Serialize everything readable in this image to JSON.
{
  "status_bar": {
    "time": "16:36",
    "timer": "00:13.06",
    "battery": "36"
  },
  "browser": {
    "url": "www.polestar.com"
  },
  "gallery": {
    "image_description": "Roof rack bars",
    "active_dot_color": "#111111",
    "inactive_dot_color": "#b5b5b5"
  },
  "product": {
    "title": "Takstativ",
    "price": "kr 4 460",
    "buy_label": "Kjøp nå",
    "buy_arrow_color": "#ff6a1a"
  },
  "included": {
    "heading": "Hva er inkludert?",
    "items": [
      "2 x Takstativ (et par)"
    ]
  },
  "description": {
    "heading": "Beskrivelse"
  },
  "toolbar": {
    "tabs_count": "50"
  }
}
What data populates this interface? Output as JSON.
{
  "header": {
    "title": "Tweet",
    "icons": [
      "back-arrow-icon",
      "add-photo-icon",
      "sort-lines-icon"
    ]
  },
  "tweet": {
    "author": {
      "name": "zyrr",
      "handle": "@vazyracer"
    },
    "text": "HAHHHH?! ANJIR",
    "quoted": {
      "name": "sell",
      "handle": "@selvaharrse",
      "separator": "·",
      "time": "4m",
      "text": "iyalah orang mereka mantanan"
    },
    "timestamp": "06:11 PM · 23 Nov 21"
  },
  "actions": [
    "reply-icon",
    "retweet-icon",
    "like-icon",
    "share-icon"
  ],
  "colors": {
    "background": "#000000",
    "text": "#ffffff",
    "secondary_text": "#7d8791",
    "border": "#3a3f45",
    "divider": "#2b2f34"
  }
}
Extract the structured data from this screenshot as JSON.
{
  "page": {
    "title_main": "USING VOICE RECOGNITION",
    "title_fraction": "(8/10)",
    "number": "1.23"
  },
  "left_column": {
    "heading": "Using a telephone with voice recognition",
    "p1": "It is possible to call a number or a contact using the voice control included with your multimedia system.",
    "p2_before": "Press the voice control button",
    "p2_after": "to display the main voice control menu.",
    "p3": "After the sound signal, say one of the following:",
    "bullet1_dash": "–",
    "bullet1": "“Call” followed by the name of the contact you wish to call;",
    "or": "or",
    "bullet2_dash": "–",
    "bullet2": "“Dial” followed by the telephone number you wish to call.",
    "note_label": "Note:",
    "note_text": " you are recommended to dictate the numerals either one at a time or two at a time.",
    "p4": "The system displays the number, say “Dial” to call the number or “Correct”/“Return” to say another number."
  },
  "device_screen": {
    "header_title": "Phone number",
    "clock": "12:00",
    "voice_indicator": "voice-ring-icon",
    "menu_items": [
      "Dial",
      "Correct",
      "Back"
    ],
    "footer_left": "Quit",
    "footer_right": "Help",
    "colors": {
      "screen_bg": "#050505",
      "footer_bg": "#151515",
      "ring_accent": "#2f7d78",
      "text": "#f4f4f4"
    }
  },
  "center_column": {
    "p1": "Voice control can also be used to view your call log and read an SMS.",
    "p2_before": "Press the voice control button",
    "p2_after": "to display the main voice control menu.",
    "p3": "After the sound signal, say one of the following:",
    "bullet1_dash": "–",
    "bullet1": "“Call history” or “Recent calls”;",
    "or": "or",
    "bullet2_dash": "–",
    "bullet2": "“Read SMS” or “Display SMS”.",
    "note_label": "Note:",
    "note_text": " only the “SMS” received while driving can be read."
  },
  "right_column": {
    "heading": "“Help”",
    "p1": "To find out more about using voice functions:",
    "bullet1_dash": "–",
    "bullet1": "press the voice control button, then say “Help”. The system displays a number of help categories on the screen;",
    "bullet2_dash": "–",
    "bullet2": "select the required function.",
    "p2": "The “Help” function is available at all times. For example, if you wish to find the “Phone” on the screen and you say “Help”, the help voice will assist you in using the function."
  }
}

+-------+

### JOB
Lines that hold the word "data" are the ones to return, every one of them.

### ANSWER BELOW
What data populates this interface? Output as JSON.
Extract the structured data from this screenshot as JSON.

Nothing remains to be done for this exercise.